WRITTEN REQUEST 1: Convert the rows, starting at the first one and ending at the line that contains "1127, 1158, 1325]", into a Markdown table with the columns No. and Line, omitting blank lines.

EXTRACTED TEXT:
^^^^^^^^^^^^^^^^

Motivation

motivation

Project quote

“If you reach the point where you don’t care about your work or the quality of it, this is usually a big sign of lacking motivation. When you don’t care, you stop putting forth the effort. Don’t think you are fooling anyone.” (Tom Henricksen, 2017; Pursuing IT: A Practical Guide for Discovering Your Future Technical Job)

My thoughts

Lack of motivation is one of the items listed in a checklist designed to help readers determine whether it’s time to move on to a new employment opportunity. I completely agree. This is one of several factors that influenced my decision to leave positions I’ve held before; even to change my entire direction career wise.

While there’s something to be said for making the best of a bad situation that you can’t find a solution for yet, I feel that so often we settle for less than what we’re capable of, less than what we need. To truly succeed, we need to feel motivated by our work, and have a desire to do our best and please our boss and serve our customers or clients. Fear can hold us back, I know it’s held me back. Fear of not finding something better, fear of failure. But finding a job or career that you’re good at and a position that you love can do wonders for overall happiness and fulfillment.


Editing projects for weeks ending December 24, 2017
Nonfiction business book
Client countries: US


 

Noble Pursuits

pursuits

Project quote

“The goal of education is not to produce secondary school students who can only obtain high scores, but to train them to pursue their own knowledge independently.” (Feng Teng, M., 2017; Predictive effects of writing strategies…EFL writing proficiency.)

^^^^^^^^^^^^^^^^

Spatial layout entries

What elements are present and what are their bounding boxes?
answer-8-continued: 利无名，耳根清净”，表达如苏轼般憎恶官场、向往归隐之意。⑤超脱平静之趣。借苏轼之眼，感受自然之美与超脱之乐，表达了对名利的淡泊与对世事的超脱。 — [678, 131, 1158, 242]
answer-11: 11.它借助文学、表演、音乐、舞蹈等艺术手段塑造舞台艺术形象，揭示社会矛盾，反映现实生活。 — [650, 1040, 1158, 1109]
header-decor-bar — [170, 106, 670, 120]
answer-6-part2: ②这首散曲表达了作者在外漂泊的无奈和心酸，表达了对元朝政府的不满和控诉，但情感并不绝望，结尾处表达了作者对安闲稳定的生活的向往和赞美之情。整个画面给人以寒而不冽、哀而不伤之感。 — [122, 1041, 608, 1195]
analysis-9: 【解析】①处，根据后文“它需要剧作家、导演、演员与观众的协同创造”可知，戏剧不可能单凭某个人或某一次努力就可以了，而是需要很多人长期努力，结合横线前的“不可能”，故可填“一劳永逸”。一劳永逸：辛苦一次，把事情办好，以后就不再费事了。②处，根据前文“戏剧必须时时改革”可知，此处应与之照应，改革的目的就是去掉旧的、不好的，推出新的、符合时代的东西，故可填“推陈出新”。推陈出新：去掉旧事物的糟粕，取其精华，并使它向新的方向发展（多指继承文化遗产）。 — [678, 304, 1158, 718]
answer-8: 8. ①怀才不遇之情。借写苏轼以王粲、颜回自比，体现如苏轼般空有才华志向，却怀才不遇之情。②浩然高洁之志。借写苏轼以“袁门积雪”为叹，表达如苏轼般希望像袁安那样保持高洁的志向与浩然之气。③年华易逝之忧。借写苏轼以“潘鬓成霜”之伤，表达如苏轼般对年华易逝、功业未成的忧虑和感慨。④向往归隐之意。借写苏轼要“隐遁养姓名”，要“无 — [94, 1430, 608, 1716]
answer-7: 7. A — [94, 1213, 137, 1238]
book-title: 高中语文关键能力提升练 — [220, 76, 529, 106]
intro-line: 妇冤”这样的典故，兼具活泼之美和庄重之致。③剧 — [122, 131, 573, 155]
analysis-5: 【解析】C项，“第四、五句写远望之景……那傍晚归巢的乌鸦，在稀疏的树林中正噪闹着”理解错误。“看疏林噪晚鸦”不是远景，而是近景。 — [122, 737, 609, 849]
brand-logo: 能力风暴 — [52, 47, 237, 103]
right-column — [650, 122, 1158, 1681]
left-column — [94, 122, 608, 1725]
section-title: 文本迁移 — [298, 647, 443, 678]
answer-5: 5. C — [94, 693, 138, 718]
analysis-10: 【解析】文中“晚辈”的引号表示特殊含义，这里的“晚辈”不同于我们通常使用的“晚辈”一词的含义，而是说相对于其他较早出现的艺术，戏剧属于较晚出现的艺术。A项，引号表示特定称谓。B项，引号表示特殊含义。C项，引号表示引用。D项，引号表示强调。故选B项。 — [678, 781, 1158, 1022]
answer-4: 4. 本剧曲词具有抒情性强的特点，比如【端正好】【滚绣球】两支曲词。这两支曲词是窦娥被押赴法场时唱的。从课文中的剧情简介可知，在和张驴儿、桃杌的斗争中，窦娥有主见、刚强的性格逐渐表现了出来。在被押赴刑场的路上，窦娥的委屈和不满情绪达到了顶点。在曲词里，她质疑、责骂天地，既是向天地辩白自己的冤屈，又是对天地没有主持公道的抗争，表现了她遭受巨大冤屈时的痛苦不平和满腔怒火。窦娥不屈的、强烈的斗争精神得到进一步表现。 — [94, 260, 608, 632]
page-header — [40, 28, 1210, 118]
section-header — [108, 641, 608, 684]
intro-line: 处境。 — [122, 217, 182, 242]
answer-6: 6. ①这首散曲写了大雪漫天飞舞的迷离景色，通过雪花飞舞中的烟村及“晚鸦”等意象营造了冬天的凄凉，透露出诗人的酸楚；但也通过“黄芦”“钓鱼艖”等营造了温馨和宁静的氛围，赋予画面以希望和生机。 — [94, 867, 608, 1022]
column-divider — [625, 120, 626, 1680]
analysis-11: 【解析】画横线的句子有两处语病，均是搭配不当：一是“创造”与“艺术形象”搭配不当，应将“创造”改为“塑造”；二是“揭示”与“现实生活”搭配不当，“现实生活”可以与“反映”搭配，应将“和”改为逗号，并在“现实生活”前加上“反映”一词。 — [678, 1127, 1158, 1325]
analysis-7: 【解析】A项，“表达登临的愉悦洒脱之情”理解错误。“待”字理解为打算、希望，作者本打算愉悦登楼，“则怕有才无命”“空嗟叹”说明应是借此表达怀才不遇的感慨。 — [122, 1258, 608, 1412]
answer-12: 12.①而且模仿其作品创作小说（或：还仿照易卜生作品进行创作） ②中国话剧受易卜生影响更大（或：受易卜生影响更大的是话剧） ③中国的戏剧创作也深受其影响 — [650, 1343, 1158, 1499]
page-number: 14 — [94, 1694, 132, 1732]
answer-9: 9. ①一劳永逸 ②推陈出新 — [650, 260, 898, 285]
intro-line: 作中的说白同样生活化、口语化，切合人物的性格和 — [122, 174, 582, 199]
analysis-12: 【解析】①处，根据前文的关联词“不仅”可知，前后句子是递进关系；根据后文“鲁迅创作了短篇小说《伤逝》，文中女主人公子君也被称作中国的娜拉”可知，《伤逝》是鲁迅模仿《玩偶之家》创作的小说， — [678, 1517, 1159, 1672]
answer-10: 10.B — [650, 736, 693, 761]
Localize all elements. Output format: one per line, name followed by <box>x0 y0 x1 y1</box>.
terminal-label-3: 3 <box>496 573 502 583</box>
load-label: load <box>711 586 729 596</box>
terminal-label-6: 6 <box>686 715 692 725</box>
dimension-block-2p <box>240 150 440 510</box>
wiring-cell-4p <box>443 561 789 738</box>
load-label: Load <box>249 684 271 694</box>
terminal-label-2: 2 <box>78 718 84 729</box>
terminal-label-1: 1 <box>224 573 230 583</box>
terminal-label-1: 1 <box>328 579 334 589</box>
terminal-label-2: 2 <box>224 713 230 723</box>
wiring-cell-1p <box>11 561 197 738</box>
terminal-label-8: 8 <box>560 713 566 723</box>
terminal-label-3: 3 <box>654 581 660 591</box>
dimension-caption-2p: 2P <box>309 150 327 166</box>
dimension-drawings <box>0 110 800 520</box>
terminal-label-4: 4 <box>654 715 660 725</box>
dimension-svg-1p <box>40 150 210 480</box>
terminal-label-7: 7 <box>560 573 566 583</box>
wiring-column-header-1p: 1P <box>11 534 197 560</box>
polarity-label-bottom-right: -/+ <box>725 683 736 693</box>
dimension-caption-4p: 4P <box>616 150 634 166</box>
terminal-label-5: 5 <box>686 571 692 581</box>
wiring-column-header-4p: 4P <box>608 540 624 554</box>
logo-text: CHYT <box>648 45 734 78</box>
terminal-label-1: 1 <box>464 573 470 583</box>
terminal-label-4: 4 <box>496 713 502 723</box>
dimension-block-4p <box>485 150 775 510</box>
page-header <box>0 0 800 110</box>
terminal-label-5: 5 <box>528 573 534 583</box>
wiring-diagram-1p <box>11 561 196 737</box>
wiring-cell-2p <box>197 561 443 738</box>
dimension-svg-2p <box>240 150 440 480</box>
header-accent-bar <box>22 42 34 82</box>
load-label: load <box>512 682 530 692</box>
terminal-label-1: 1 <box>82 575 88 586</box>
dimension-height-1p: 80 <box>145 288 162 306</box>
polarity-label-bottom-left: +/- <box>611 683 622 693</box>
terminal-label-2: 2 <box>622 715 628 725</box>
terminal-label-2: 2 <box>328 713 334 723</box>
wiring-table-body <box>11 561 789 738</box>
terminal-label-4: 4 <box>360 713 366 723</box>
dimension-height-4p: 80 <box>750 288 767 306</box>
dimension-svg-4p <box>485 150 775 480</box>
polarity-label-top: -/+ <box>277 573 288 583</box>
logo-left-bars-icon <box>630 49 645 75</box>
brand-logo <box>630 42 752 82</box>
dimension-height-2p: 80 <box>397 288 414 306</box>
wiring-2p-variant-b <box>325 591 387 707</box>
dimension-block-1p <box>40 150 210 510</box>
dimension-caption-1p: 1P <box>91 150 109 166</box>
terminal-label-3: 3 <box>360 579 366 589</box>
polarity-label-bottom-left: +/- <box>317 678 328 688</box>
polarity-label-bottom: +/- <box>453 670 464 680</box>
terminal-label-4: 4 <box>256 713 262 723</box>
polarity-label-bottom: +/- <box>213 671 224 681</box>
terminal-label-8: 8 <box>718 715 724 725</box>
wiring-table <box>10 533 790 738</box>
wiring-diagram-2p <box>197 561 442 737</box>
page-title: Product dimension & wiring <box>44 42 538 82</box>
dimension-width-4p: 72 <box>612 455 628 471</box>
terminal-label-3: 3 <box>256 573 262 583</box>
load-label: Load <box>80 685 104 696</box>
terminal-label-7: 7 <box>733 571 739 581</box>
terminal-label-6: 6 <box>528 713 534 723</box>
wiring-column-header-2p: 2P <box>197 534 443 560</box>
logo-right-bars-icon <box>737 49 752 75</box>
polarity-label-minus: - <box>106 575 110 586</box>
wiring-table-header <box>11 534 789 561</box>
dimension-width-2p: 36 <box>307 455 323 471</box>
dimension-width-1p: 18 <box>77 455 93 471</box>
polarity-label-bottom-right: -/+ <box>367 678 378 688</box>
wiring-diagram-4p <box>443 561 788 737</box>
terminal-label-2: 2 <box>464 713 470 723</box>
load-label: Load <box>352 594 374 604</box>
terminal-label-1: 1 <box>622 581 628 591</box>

^^^^^^^^^^^^^^^^

WRITTEN REQUEST 2: In the motivation text, which book is the first project quote taken from?

EXERCISE RESULT 1:
| No. | Line |
|---|---|
| 1 | What elements are present and what are their bounding boxes? |
| 2 | answer-8-continued: 利无名，耳根清净”，表达如苏轼般憎恶官场、向往归隐之意。⑤超脱平静之趣。借苏轼之眼，感受自然之美与超脱之乐，表达了对名利的淡泊与对世事的超脱。 — [678, 131, 1158, 242] |
| 3 | answer-11: 11.它借助文学、表演、音乐、舞蹈等艺术手段塑造舞台艺术形象，揭示社会矛盾，反映现实生活。 — [650, 1040, 1158, 1109] |
| 4 | header-decor-bar — [170, 106, 670, 120] |
| 5 | answer-6-part2: ②这首散曲表达了作者在外漂泊的无奈和心酸，表达了对元朝政府的不满和控诉，但情感并不绝望，结尾处表达了作者对安闲稳定的生活的向往和赞美之情。整个画面给人以寒而不冽、哀而不伤之感。 — [122, 1041, 608, 1195] |
| 6 | analysis-9: 【解析】①处，根据后文“它需要剧作家、导演、演员与观众的协同创造”可知，戏剧不可能单凭某个人或某一次努力就可以了，而是需要很多人长期努力，结合横线前的“不可能”，故可填“一劳永逸”。一劳永逸：辛苦一次，把事情办好，以后就不再费事了。②处，根据前文“戏剧必须时时改革”可知，此处应与之照应，改革的目的就是去掉旧的、不好的，推出新的、符合时代的东西，故可填“推陈出新”。推陈出新：去掉旧事物的糟粕，取其精华，并使它向新的方向发展（多指继承文化遗产）。 — [678, 304, 1158, 718] |
| 7 | answer-8: 8. ①怀才不遇之情。借写苏轼以王粲、颜回自比，体现如苏轼般空有才华志向，却怀才不遇之情。②浩然高洁之志。借写苏轼以“袁门积雪”为叹，表达如苏轼般希望像袁安那样保持高洁的志向与浩然之气。③年华易逝之忧。借写苏轼以“潘鬓成霜”之伤，表达如苏轼般对年华易逝、功业未成的忧虑和感慨。④向往归隐之意。借写苏轼要“隐遁养姓名”，要“无 — [94, 1430, 608, 1716] |
| 8 | answer-7: 7. A — [94, 1213, 137, 1238] |
| 9 | book-title: 高中语文关键能力提升练 — [220, 76, 529, 106] |
| 10 | intro-line: 妇冤”这样的典故，兼具活泼之美和庄重之致。③剧 — [122, 131, 573, 155] |
| 11 | analysis-5: 【解析】C项，“第四、五句写远望之景……那傍晚归巢的乌鸦，在稀疏的树林中正噪闹着”理解错误。“看疏林噪晚鸦”不是远景，而是近景。 — [122, 737, 609, 849] |
| 12 | brand-logo: 能力风暴 — [52, 47, 237, 103] |
| 13 | right-column — [650, 122, 1158, 1681] |
| 14 | left-column — [94, 122, 608, 1725] |
| 15 | section-title: 文本迁移 — [298, 647, 443, 678] |
| 16 | answer-5: 5. C — [94, 693, 138, 718] |
| 17 | analysis-10: 【解析】文中“晚辈”的引号表示特殊含义，这里的“晚辈”不同于我们通常使用的“晚辈”一词的含义，而是说相对于其他较早出现的艺术，戏剧属于较晚出现的艺术。A项，引号表示特定称谓。B项，引号表示特殊含义。C项，引号表示引用。D项，引号表示强调。故选B项。 — [678, 781, 1158, 1022] |
| 18 | answer-4: 4. 本剧曲词具有抒情性强的特点，比如【端正好】【滚绣球】两支曲词。这两支曲词是窦娥被押赴法场时唱的。从课文中的剧情简介可知，在和张驴儿、桃杌的斗争中，窦娥有主见、刚强的性格逐渐表现了出来。在被押赴刑场的路上，窦娥的委屈和不满情绪达到了顶点。在曲词里，她质疑、责骂天地，既是向天地辩白自己的冤屈，又是对天地没有主持公道的抗争，表现了她遭受巨大冤屈时的痛苦不平和满腔怒火。窦娥不屈的、强烈的斗争精神得到进一步表现。 — [94, 260, 608, 632] |
| 19 | page-header — [40, 28, 1210, 118] |
| 20 | section-header — [108, 641, 608, 684] |
| 21 | intro-line: 处境。 — [122, 217, 182, 242] |
| 22 | answer-6: 6. ①这首散曲写了大雪漫天飞舞的迷离景色，通过雪花飞舞中的烟村及“晚鸦”等意象营造了冬天的凄凉，透露出诗人的酸楚；但也通过“黄芦”“钓鱼艖”等营造了温馨和宁静的氛围，赋予画面以希望和生机。 — [94, 867, 608, 1022] |
| 23 | column-divider — [625, 120, 626, 1680] |
| 24 | analysis-11: 【解析】画横线的句子有两处语病，均是搭配不当：一是“创造”与“艺术形象”搭配不当，应将“创造”改为“塑造”；二是“揭示”与“现实生活”搭配不当，“现实生活”可以与“反映”搭配，应将“和”改为逗号，并在“现实生活”前加上“反映”一词。 — [678, 1127, 1158, 1325] |

EXERCISE RESULT 2: Pursuing IT: A Practical Guide for Discovering Your Future Technical Job, by Tom Henricksen (2017).